[Start of Attachment]
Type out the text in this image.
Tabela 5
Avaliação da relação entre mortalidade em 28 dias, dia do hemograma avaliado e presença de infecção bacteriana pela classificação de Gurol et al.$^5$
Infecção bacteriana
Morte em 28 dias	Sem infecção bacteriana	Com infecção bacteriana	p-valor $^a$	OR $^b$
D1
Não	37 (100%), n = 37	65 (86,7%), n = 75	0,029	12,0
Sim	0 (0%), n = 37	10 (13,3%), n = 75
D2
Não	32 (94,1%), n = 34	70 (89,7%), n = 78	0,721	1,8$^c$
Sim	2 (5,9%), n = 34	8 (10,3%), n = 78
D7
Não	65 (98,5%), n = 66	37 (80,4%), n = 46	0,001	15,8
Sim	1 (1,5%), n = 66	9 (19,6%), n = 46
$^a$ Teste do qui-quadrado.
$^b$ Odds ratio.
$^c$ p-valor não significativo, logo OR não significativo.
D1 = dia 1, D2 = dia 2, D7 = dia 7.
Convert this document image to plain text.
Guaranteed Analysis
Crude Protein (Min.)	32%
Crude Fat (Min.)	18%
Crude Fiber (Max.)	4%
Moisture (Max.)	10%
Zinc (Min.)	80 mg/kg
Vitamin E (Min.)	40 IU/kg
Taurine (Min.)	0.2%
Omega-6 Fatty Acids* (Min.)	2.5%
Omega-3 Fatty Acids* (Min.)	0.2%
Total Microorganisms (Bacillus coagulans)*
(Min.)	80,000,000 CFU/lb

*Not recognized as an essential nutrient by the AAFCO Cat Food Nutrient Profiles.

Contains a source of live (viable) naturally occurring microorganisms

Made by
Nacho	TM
[End of Attachment]
== Required work ==
Repeat all of the data shown above, exactly as it appears.

== Answer to this exercise ==
Type out the text in this image.
Tabela 5
Avaliação da relação entre mortalidade em 28 dias, dia do hemograma avaliado e presença de infecção bacteriana pela classificação de Gurol et al.$^5$
Infecção bacteriana
Morte em 28 dias	Sem infecção bacteriana	Com infecção bacteriana	p-valor $^a$	OR $^b$
D1
Não	37 (100%), n = 37	65 (86,7%), n = 75	0,029	12,0
Sim	0 (0%), n = 37	10 (13,3%), n = 75
D2
Não	32 (94,1%), n = 34	70 (89,7%), n = 78	0,721	1,8$^c$
Sim	2 (5,9%), n = 34	8 (10,3%), n = 78
D7
Não	65 (98,5%), n = 66	37 (80,4%), n = 46	0,001	15,8
Sim	1 (1,5%), n = 66	9 (19,6%), n = 46
$^a$ Teste do qui-quadrado.
$^b$ Odds ratio.
$^c$ p-valor não significativo, logo OR não significativo.
D1 = dia 1, D2 = dia 2, D7 = dia 7.
Convert this document image to plain text.
Guaranteed Analysis
Crude Protein (Min.)	32%
Crude Fat (Min.)	18%
Crude Fiber (Max.)	4%
Moisture (Max.)	10%
Zinc (Min.)	80 mg/kg
Vitamin E (Min.)	40 IU/kg
Taurine (Min.)	0.2%
Omega-6 Fatty Acids* (Min.)	2.5%
Omega-3 Fatty Acids* (Min.)	0.2%
Total Microorganisms (Bacillus coagulans)*
(Min.)	80,000,000 CFU/lb

*Not recognized as an essential nutrient by the AAFCO Cat Food Nutrient Profiles.

Contains a source of live (viable) naturally occurring microorganisms

Made by
Nacho	TM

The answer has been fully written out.